------ Extracted records ------
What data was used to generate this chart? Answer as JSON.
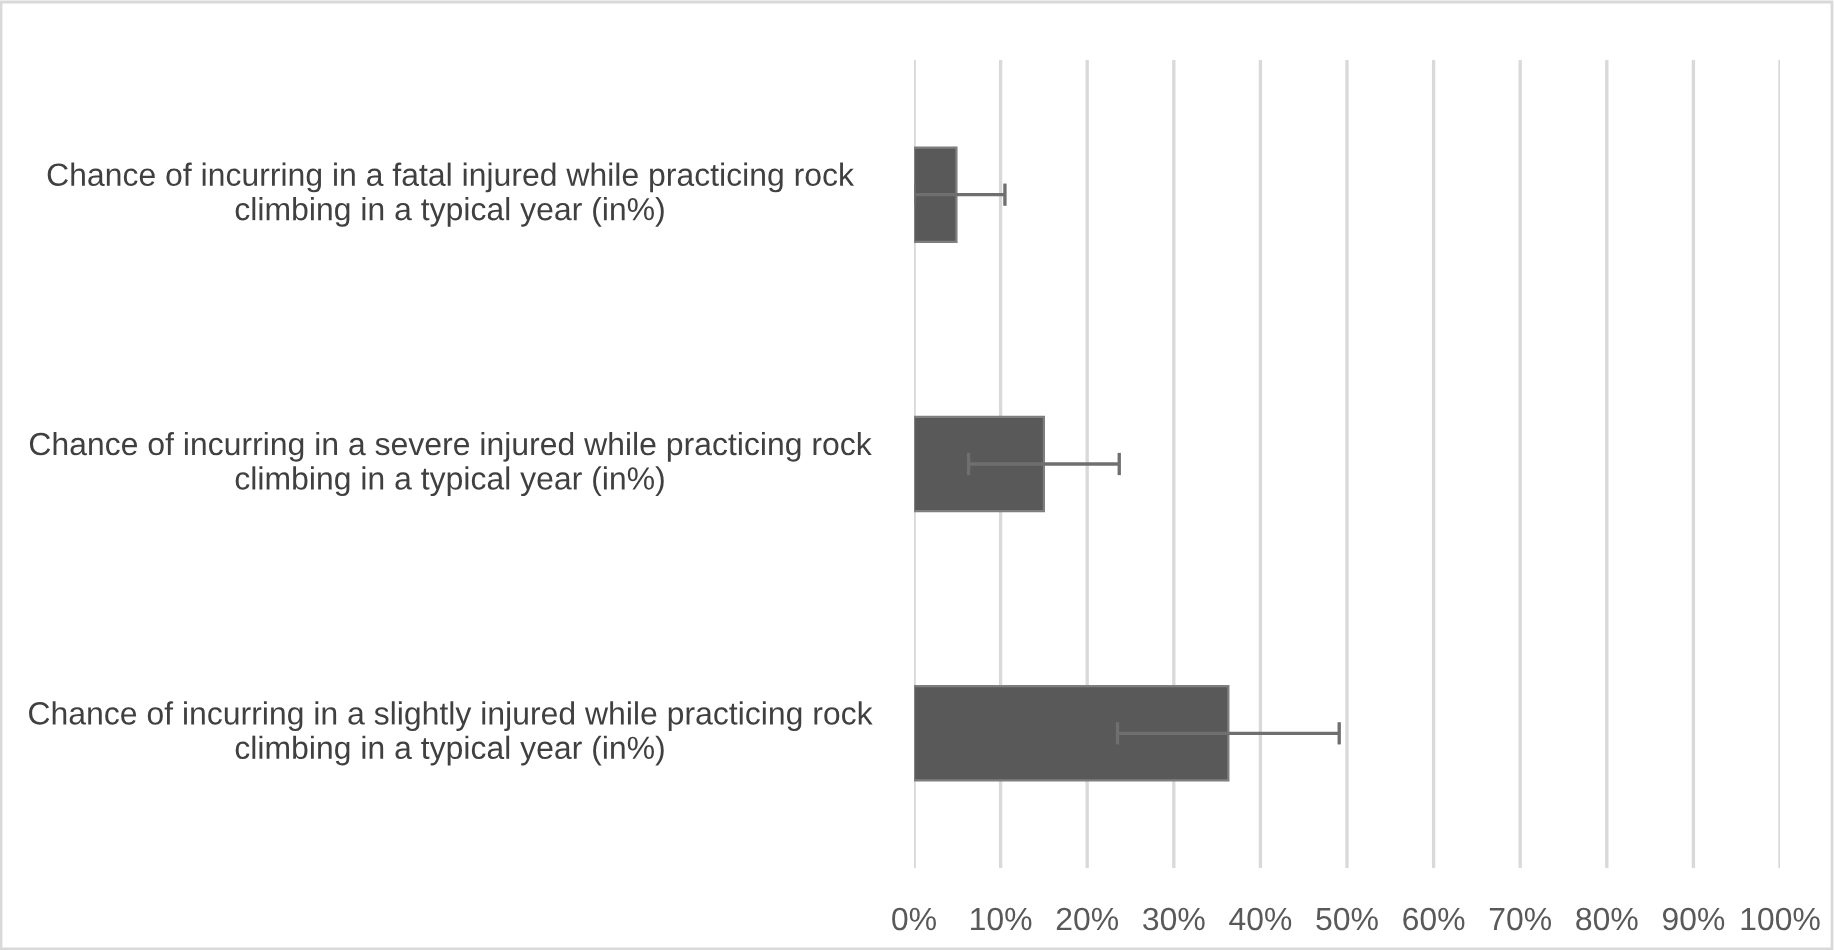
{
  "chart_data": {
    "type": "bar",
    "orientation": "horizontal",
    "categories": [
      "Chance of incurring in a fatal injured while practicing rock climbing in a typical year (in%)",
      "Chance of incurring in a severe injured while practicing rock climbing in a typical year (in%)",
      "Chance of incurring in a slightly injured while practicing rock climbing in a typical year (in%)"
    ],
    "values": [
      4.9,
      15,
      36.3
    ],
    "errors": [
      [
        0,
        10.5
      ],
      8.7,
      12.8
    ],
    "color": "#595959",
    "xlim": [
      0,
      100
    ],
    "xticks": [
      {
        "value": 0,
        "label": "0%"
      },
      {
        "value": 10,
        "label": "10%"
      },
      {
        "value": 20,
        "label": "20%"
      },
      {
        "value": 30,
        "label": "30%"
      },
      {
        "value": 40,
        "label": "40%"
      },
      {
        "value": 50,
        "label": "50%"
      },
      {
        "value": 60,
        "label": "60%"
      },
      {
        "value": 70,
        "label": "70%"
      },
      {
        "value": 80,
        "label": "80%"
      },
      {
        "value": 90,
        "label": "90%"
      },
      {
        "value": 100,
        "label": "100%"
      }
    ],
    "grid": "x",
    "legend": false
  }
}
------
What needs to be done:
Isolate the lines that hold the word "label" and copy all of them.

Complete answer:
        "label": "0%"
        "label": "10%"
        "label": "20%"
        "label": "30%"
        "label": "40%"
        "label": "50%"
        "label": "60%"
        "label": "70%"
        "label": "80%"
        "label": "90%"
        "label": "100%"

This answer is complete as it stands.